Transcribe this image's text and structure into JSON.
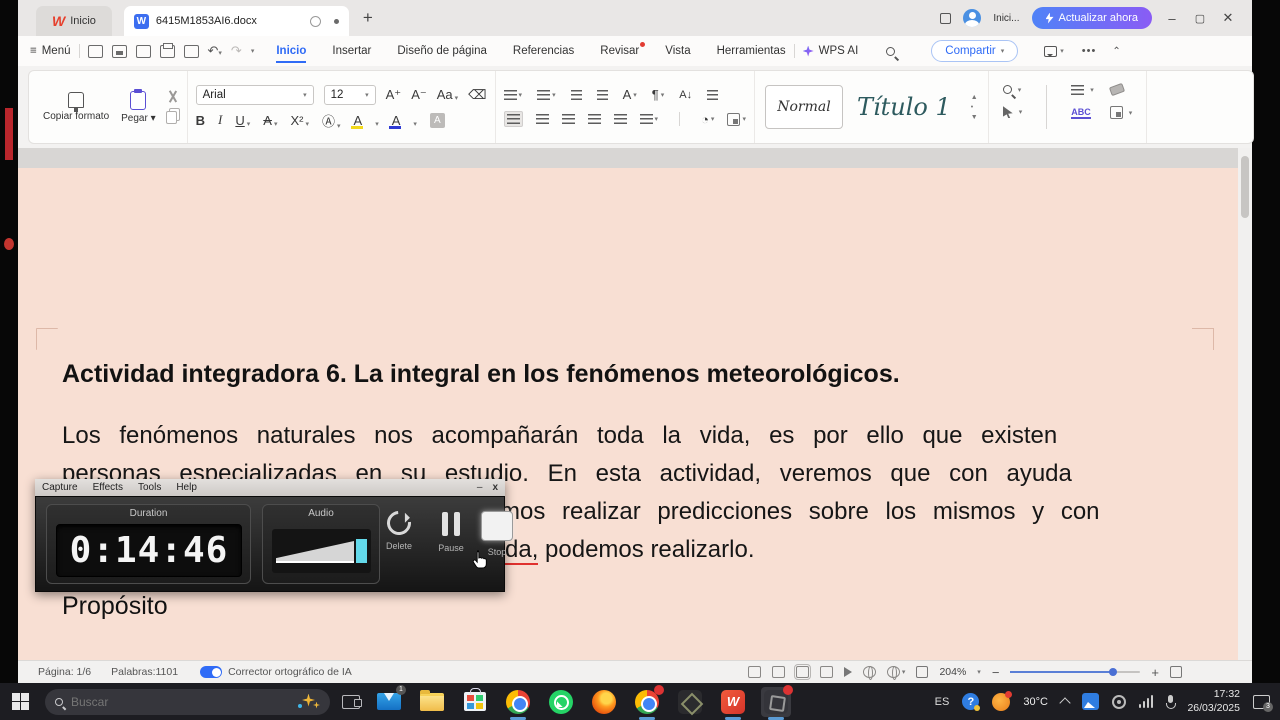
{
  "titlebar": {
    "home_tab": "Inicio",
    "doc_tab": "6415M1853AI6.docx",
    "account": "Inici...",
    "update_button": "Actualizar ahora"
  },
  "menubar": {
    "menu_label": "Menú",
    "tabs": [
      {
        "label": "Inicio"
      },
      {
        "label": "Insertar"
      },
      {
        "label": "Diseño de página"
      },
      {
        "label": "Referencias"
      },
      {
        "label": "Revisar"
      },
      {
        "label": "Vista"
      },
      {
        "label": "Herramientas"
      }
    ],
    "wps_ai": "WPS AI",
    "share_button": "Compartir"
  },
  "ribbon": {
    "copy_format": "Copiar formato",
    "paste": "Pegar",
    "font_name": "Arial",
    "font_size": "12",
    "bold": "B",
    "italic": "I",
    "underline": "U",
    "style_normal": "Normal",
    "style_heading1": "Título 1"
  },
  "document": {
    "heading": "Actividad integradora 6. La integral en los fenómenos meteorológicos.",
    "line1": "Los fenómenos naturales nos acompañarán toda la vida, es por ello que existen",
    "line2": "personas especializadas en su estudio. En esta actividad, veremos que con ayuda",
    "line3_fragment": "mos realizar predicciones sobre los mismos y con",
    "line4_misspelled": "da,",
    "line4_rest": " podemos realizarlo.",
    "subheading": "Propósito"
  },
  "recorder": {
    "menu": [
      "Capture",
      "Effects",
      "Tools",
      "Help"
    ],
    "duration_label": "Duration",
    "duration_value": "0:14:46",
    "audio_label": "Audio",
    "delete_label": "Delete",
    "pause_label": "Pause",
    "stop_label": "Stop",
    "minimize": "–",
    "close": "x"
  },
  "statusbar": {
    "page": "Página: 1/6",
    "words": "Palabras:1101",
    "spellcheck_label": "Corrector ortográfico de IA",
    "zoom_level": "204%"
  },
  "taskbar": {
    "search_placeholder": "Buscar",
    "language": "ES",
    "temperature": "30°C",
    "time": "17:32",
    "date": "26/03/2025",
    "notification_count": "3",
    "mail_badge": "1"
  },
  "colors": {
    "accent_blue": "#2f6bf6",
    "page_background": "#f8dfd3",
    "wps_red": "#e6402d",
    "update_gradient": [
      "#4f82f7",
      "#8a5cf5"
    ],
    "taskbar_background": "#1d1d22",
    "spell_underline": "#e0312e",
    "audio_meter_cap": "#63d9ea"
  }
}
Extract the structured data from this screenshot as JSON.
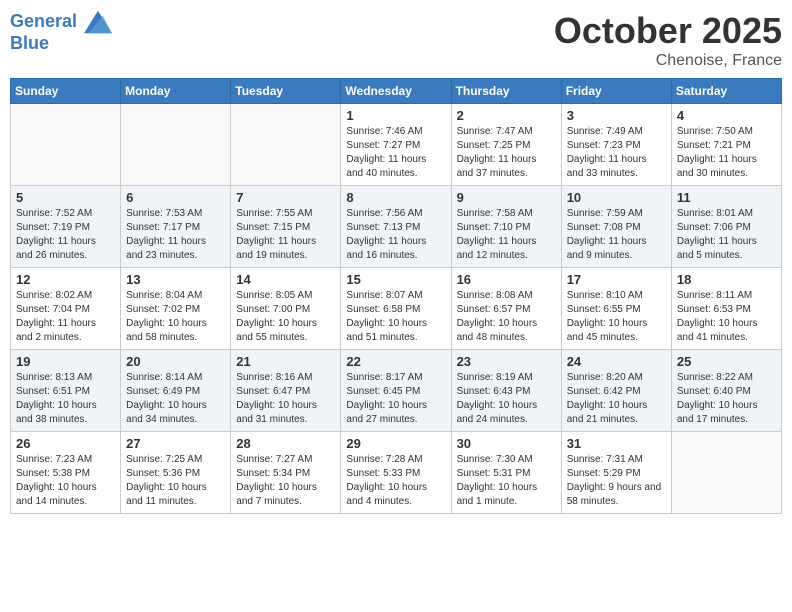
{
  "header": {
    "logo_line1": "General",
    "logo_line2": "Blue",
    "month_title": "October 2025",
    "location": "Chenoise, France"
  },
  "calendar": {
    "days_of_week": [
      "Sunday",
      "Monday",
      "Tuesday",
      "Wednesday",
      "Thursday",
      "Friday",
      "Saturday"
    ],
    "weeks": [
      [
        {
          "day": "",
          "info": ""
        },
        {
          "day": "",
          "info": ""
        },
        {
          "day": "",
          "info": ""
        },
        {
          "day": "1",
          "info": "Sunrise: 7:46 AM\nSunset: 7:27 PM\nDaylight: 11 hours and 40 minutes."
        },
        {
          "day": "2",
          "info": "Sunrise: 7:47 AM\nSunset: 7:25 PM\nDaylight: 11 hours and 37 minutes."
        },
        {
          "day": "3",
          "info": "Sunrise: 7:49 AM\nSunset: 7:23 PM\nDaylight: 11 hours and 33 minutes."
        },
        {
          "day": "4",
          "info": "Sunrise: 7:50 AM\nSunset: 7:21 PM\nDaylight: 11 hours and 30 minutes."
        }
      ],
      [
        {
          "day": "5",
          "info": "Sunrise: 7:52 AM\nSunset: 7:19 PM\nDaylight: 11 hours and 26 minutes."
        },
        {
          "day": "6",
          "info": "Sunrise: 7:53 AM\nSunset: 7:17 PM\nDaylight: 11 hours and 23 minutes."
        },
        {
          "day": "7",
          "info": "Sunrise: 7:55 AM\nSunset: 7:15 PM\nDaylight: 11 hours and 19 minutes."
        },
        {
          "day": "8",
          "info": "Sunrise: 7:56 AM\nSunset: 7:13 PM\nDaylight: 11 hours and 16 minutes."
        },
        {
          "day": "9",
          "info": "Sunrise: 7:58 AM\nSunset: 7:10 PM\nDaylight: 11 hours and 12 minutes."
        },
        {
          "day": "10",
          "info": "Sunrise: 7:59 AM\nSunset: 7:08 PM\nDaylight: 11 hours and 9 minutes."
        },
        {
          "day": "11",
          "info": "Sunrise: 8:01 AM\nSunset: 7:06 PM\nDaylight: 11 hours and 5 minutes."
        }
      ],
      [
        {
          "day": "12",
          "info": "Sunrise: 8:02 AM\nSunset: 7:04 PM\nDaylight: 11 hours and 2 minutes."
        },
        {
          "day": "13",
          "info": "Sunrise: 8:04 AM\nSunset: 7:02 PM\nDaylight: 10 hours and 58 minutes."
        },
        {
          "day": "14",
          "info": "Sunrise: 8:05 AM\nSunset: 7:00 PM\nDaylight: 10 hours and 55 minutes."
        },
        {
          "day": "15",
          "info": "Sunrise: 8:07 AM\nSunset: 6:58 PM\nDaylight: 10 hours and 51 minutes."
        },
        {
          "day": "16",
          "info": "Sunrise: 8:08 AM\nSunset: 6:57 PM\nDaylight: 10 hours and 48 minutes."
        },
        {
          "day": "17",
          "info": "Sunrise: 8:10 AM\nSunset: 6:55 PM\nDaylight: 10 hours and 45 minutes."
        },
        {
          "day": "18",
          "info": "Sunrise: 8:11 AM\nSunset: 6:53 PM\nDaylight: 10 hours and 41 minutes."
        }
      ],
      [
        {
          "day": "19",
          "info": "Sunrise: 8:13 AM\nSunset: 6:51 PM\nDaylight: 10 hours and 38 minutes."
        },
        {
          "day": "20",
          "info": "Sunrise: 8:14 AM\nSunset: 6:49 PM\nDaylight: 10 hours and 34 minutes."
        },
        {
          "day": "21",
          "info": "Sunrise: 8:16 AM\nSunset: 6:47 PM\nDaylight: 10 hours and 31 minutes."
        },
        {
          "day": "22",
          "info": "Sunrise: 8:17 AM\nSunset: 6:45 PM\nDaylight: 10 hours and 27 minutes."
        },
        {
          "day": "23",
          "info": "Sunrise: 8:19 AM\nSunset: 6:43 PM\nDaylight: 10 hours and 24 minutes."
        },
        {
          "day": "24",
          "info": "Sunrise: 8:20 AM\nSunset: 6:42 PM\nDaylight: 10 hours and 21 minutes."
        },
        {
          "day": "25",
          "info": "Sunrise: 8:22 AM\nSunset: 6:40 PM\nDaylight: 10 hours and 17 minutes."
        }
      ],
      [
        {
          "day": "26",
          "info": "Sunrise: 7:23 AM\nSunset: 5:38 PM\nDaylight: 10 hours and 14 minutes."
        },
        {
          "day": "27",
          "info": "Sunrise: 7:25 AM\nSunset: 5:36 PM\nDaylight: 10 hours and 11 minutes."
        },
        {
          "day": "28",
          "info": "Sunrise: 7:27 AM\nSunset: 5:34 PM\nDaylight: 10 hours and 7 minutes."
        },
        {
          "day": "29",
          "info": "Sunrise: 7:28 AM\nSunset: 5:33 PM\nDaylight: 10 hours and 4 minutes."
        },
        {
          "day": "30",
          "info": "Sunrise: 7:30 AM\nSunset: 5:31 PM\nDaylight: 10 hours and 1 minute."
        },
        {
          "day": "31",
          "info": "Sunrise: 7:31 AM\nSunset: 5:29 PM\nDaylight: 9 hours and 58 minutes."
        },
        {
          "day": "",
          "info": ""
        }
      ]
    ]
  }
}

-*-

→ Exercise goal
Do not include images; quote all of the entries above exactly.

→ Output below
Transcribe this image's text and structure into JSON.
{
  "titlebar": {
    "home_tab": "Inicio",
    "doc_tab": "6415M1853AI6.docx",
    "account": "Inici...",
    "update_button": "Actualizar ahora"
  },
  "menubar": {
    "menu_label": "Menú",
    "tabs": [
      {
        "label": "Inicio"
      },
      {
        "label": "Insertar"
      },
      {
        "label": "Diseño de página"
      },
      {
        "label": "Referencias"
      },
      {
        "label": "Revisar"
      },
      {
        "label": "Vista"
      },
      {
        "label": "Herramientas"
      }
    ],
    "wps_ai": "WPS AI",
    "share_button": "Compartir"
  },
  "ribbon": {
    "copy_format": "Copiar formato",
    "paste": "Pegar",
    "font_name": "Arial",
    "font_size": "12",
    "bold": "B",
    "italic": "I",
    "underline": "U",
    "style_normal": "Normal",
    "style_heading1": "Título 1"
  },
  "document": {
    "heading": "Actividad integradora 6. La integral en los fenómenos meteorológicos.",
    "line1": "Los fenómenos naturales nos acompañarán toda la vida, es por ello que existen",
    "line2": "personas especializadas en su estudio. En esta actividad, veremos que con ayuda",
    "line3_fragment": "mos realizar predicciones sobre los mismos y con",
    "line4_misspelled": "da,",
    "line4_rest": " podemos realizarlo.",
    "subheading": "Propósito"
  },
  "recorder": {
    "menu": [
      "Capture",
      "Effects",
      "Tools",
      "Help"
    ],
    "duration_label": "Duration",
    "duration_value": "0:14:46",
    "audio_label": "Audio",
    "delete_label": "Delete",
    "pause_label": "Pause",
    "stop_label": "Stop",
    "minimize": "–",
    "close": "x"
  },
  "statusbar": {
    "page": "Página: 1/6",
    "words": "Palabras:1101",
    "spellcheck_label": "Corrector ortográfico de IA",
    "zoom_level": "204%"
  },
  "taskbar": {
    "search_placeholder": "Buscar",
    "language": "ES",
    "temperature": "30°C",
    "time": "17:32",
    "date": "26/03/2025",
    "notification_count": "3",
    "mail_badge": "1"
  },
  "colors": {
    "accent_blue": "#2f6bf6",
    "page_background": "#f8dfd3",
    "wps_red": "#e6402d",
    "update_gradient": [
      "#4f82f7",
      "#8a5cf5"
    ],
    "taskbar_background": "#1d1d22",
    "spell_underline": "#e0312e",
    "audio_meter_cap": "#63d9ea"
  }
}
Extract the structured data from this screenshot as JSON.
{
  "header": {
    "logo_line1": "General",
    "logo_line2": "Blue",
    "month_title": "October 2025",
    "location": "Chenoise, France"
  },
  "calendar": {
    "days_of_week": [
      "Sunday",
      "Monday",
      "Tuesday",
      "Wednesday",
      "Thursday",
      "Friday",
      "Saturday"
    ],
    "weeks": [
      [
        {
          "day": "",
          "info": ""
        },
        {
          "day": "",
          "info": ""
        },
        {
          "day": "",
          "info": ""
        },
        {
          "day": "1",
          "info": "Sunrise: 7:46 AM\nSunset: 7:27 PM\nDaylight: 11 hours and 40 minutes."
        },
        {
          "day": "2",
          "info": "Sunrise: 7:47 AM\nSunset: 7:25 PM\nDaylight: 11 hours and 37 minutes."
        },
        {
          "day": "3",
          "info": "Sunrise: 7:49 AM\nSunset: 7:23 PM\nDaylight: 11 hours and 33 minutes."
        },
        {
          "day": "4",
          "info": "Sunrise: 7:50 AM\nSunset: 7:21 PM\nDaylight: 11 hours and 30 minutes."
        }
      ],
      [
        {
          "day": "5",
          "info": "Sunrise: 7:52 AM\nSunset: 7:19 PM\nDaylight: 11 hours and 26 minutes."
        },
        {
          "day": "6",
          "info": "Sunrise: 7:53 AM\nSunset: 7:17 PM\nDaylight: 11 hours and 23 minutes."
        },
        {
          "day": "7",
          "info": "Sunrise: 7:55 AM\nSunset: 7:15 PM\nDaylight: 11 hours and 19 minutes."
        },
        {
          "day": "8",
          "info": "Sunrise: 7:56 AM\nSunset: 7:13 PM\nDaylight: 11 hours and 16 minutes."
        },
        {
          "day": "9",
          "info": "Sunrise: 7:58 AM\nSunset: 7:10 PM\nDaylight: 11 hours and 12 minutes."
        },
        {
          "day": "10",
          "info": "Sunrise: 7:59 AM\nSunset: 7:08 PM\nDaylight: 11 hours and 9 minutes."
        },
        {
          "day": "11",
          "info": "Sunrise: 8:01 AM\nSunset: 7:06 PM\nDaylight: 11 hours and 5 minutes."
        }
      ],
      [
        {
          "day": "12",
          "info": "Sunrise: 8:02 AM\nSunset: 7:04 PM\nDaylight: 11 hours and 2 minutes."
        },
        {
          "day": "13",
          "info": "Sunrise: 8:04 AM\nSunset: 7:02 PM\nDaylight: 10 hours and 58 minutes."
        },
        {
          "day": "14",
          "info": "Sunrise: 8:05 AM\nSunset: 7:00 PM\nDaylight: 10 hours and 55 minutes."
        },
        {
          "day": "15",
          "info": "Sunrise: 8:07 AM\nSunset: 6:58 PM\nDaylight: 10 hours and 51 minutes."
        },
        {
          "day": "16",
          "info": "Sunrise: 8:08 AM\nSunset: 6:57 PM\nDaylight: 10 hours and 48 minutes."
        },
        {
          "day": "17",
          "info": "Sunrise: 8:10 AM\nSunset: 6:55 PM\nDaylight: 10 hours and 45 minutes."
        },
        {
          "day": "18",
          "info": "Sunrise: 8:11 AM\nSunset: 6:53 PM\nDaylight: 10 hours and 41 minutes."
        }
      ],
      [
        {
          "day": "19",
          "info": "Sunrise: 8:13 AM\nSunset: 6:51 PM\nDaylight: 10 hours and 38 minutes."
        },
        {
          "day": "20",
          "info": "Sunrise: 8:14 AM\nSunset: 6:49 PM\nDaylight: 10 hours and 34 minutes."
        },
        {
          "day": "21",
          "info": "Sunrise: 8:16 AM\nSunset: 6:47 PM\nDaylight: 10 hours and 31 minutes."
        },
        {
          "day": "22",
          "info": "Sunrise: 8:17 AM\nSunset: 6:45 PM\nDaylight: 10 hours and 27 minutes."
        },
        {
          "day": "23",
          "info": "Sunrise: 8:19 AM\nSunset: 6:43 PM\nDaylight: 10 hours and 24 minutes."
        },
        {
          "day": "24",
          "info": "Sunrise: 8:20 AM\nSunset: 6:42 PM\nDaylight: 10 hours and 21 minutes."
        },
        {
          "day": "25",
          "info": "Sunrise: 8:22 AM\nSunset: 6:40 PM\nDaylight: 10 hours and 17 minutes."
        }
      ],
      [
        {
          "day": "26",
          "info": "Sunrise: 7:23 AM\nSunset: 5:38 PM\nDaylight: 10 hours and 14 minutes."
        },
        {
          "day": "27",
          "info": "Sunrise: 7:25 AM\nSunset: 5:36 PM\nDaylight: 10 hours and 11 minutes."
        },
        {
          "day": "28",
          "info": "Sunrise: 7:27 AM\nSunset: 5:34 PM\nDaylight: 10 hours and 7 minutes."
        },
        {
          "day": "29",
          "info": "Sunrise: 7:28 AM\nSunset: 5:33 PM\nDaylight: 10 hours and 4 minutes."
        },
        {
          "day": "30",
          "info": "Sunrise: 7:30 AM\nSunset: 5:31 PM\nDaylight: 10 hours and 1 minute."
        },
        {
          "day": "31",
          "info": "Sunrise: 7:31 AM\nSunset: 5:29 PM\nDaylight: 9 hours and 58 minutes."
        },
        {
          "day": "",
          "info": ""
        }
      ]
    ]
  }
}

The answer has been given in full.